::: Exercise material :::

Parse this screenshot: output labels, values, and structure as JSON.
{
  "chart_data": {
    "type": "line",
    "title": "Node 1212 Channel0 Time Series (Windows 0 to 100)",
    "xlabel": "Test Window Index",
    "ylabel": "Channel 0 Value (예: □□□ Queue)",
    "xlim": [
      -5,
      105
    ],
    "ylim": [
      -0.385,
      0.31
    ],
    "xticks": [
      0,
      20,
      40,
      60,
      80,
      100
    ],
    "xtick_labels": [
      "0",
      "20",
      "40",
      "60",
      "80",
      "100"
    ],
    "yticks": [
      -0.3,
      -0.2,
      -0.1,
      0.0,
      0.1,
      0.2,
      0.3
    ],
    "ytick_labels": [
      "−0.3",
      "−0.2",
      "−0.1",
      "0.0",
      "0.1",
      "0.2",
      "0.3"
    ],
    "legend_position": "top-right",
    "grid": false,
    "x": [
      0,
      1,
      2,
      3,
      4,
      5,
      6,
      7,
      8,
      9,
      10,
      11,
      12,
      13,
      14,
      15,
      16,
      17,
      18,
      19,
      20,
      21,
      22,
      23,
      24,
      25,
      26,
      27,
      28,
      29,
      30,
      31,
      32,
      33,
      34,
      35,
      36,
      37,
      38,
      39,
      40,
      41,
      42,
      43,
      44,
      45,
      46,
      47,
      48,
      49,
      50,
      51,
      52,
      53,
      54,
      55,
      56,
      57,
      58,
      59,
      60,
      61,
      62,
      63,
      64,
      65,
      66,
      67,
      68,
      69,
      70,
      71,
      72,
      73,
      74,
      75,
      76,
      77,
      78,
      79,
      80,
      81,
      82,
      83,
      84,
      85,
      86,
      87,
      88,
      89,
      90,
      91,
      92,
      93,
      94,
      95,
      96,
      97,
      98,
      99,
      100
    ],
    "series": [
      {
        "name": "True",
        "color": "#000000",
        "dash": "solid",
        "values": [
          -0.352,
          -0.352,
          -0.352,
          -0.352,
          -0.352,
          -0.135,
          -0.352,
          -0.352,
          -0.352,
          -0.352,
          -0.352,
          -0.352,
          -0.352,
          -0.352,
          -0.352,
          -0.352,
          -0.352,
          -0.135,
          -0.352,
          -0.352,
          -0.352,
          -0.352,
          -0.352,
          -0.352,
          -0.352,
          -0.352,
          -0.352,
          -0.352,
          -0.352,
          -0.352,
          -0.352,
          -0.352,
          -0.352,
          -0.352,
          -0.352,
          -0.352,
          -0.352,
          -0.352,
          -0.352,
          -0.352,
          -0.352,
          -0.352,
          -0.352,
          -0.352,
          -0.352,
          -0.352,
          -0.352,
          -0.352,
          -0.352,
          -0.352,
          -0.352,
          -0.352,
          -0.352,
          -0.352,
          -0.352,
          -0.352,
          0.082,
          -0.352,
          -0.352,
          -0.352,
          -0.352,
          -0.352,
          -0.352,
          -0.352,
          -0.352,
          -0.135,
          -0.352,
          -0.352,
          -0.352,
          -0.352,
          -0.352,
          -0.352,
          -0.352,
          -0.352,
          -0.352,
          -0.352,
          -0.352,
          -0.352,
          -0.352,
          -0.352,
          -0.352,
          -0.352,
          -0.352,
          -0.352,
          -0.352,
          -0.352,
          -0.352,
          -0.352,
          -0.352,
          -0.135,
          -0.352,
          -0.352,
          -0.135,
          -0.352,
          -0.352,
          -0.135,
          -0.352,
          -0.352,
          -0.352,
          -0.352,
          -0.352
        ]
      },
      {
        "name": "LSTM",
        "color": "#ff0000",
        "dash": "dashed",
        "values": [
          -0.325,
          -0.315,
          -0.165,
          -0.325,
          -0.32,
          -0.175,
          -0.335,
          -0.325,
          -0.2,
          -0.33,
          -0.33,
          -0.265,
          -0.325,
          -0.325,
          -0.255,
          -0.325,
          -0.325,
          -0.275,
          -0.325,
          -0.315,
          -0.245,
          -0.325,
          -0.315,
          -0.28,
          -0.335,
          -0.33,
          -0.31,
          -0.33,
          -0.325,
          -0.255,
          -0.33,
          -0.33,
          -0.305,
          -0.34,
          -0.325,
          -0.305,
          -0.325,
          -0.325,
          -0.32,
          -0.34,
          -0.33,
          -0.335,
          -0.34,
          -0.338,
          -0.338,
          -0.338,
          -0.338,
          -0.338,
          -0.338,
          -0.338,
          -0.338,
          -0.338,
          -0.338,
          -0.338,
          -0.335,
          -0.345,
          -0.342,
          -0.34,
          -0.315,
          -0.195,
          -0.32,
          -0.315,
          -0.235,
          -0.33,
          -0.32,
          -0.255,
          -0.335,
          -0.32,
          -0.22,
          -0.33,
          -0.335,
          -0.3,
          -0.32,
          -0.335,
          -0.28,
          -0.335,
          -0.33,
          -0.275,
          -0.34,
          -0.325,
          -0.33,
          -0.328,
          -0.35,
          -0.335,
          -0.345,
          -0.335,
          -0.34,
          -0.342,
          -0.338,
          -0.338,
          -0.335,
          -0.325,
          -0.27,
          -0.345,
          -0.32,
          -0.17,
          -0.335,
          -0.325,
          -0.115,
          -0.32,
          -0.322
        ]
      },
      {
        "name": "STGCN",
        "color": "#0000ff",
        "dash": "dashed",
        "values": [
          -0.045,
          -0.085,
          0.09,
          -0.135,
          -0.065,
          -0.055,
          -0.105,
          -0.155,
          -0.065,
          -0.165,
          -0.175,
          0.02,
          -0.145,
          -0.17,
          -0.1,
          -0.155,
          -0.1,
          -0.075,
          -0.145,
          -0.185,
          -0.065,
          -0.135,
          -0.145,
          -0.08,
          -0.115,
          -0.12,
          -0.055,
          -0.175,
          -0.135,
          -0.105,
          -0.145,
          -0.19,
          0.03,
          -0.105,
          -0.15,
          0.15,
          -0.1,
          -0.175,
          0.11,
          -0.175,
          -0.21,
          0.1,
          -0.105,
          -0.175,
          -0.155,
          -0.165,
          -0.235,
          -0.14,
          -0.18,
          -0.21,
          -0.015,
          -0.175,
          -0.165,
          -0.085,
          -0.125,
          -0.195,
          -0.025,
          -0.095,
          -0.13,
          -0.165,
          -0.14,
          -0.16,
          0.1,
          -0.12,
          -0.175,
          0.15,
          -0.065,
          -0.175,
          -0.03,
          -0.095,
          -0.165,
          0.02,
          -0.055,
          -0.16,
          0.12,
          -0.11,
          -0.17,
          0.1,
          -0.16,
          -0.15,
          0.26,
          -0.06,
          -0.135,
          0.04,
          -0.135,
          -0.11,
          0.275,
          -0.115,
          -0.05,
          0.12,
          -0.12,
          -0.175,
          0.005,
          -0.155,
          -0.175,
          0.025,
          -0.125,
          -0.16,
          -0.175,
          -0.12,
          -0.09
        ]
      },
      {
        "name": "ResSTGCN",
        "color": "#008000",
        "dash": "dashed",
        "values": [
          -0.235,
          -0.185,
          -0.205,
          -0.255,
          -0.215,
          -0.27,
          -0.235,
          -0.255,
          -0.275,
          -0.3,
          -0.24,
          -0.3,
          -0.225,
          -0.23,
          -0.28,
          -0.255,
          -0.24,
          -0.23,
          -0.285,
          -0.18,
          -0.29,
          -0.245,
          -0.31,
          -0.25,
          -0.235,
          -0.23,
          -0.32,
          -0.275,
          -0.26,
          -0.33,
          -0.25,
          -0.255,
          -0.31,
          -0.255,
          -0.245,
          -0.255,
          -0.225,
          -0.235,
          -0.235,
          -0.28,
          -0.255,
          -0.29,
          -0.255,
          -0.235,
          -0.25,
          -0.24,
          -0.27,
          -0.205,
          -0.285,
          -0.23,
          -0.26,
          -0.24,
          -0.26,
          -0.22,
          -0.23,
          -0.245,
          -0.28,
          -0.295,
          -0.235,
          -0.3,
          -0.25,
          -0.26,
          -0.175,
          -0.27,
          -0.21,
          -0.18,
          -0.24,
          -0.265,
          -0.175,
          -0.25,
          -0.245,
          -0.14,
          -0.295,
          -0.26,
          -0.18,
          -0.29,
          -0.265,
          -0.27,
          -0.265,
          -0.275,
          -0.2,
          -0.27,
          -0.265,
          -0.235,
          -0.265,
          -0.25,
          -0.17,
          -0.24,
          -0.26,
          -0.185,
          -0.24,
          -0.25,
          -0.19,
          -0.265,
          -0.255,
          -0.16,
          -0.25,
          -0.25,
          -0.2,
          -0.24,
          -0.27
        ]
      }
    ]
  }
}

:::

Show the lines that mention the word "color".

        "color": "#000000",
        "color": "#ff0000",
        "color": "#0000ff",
        "color": "#008000",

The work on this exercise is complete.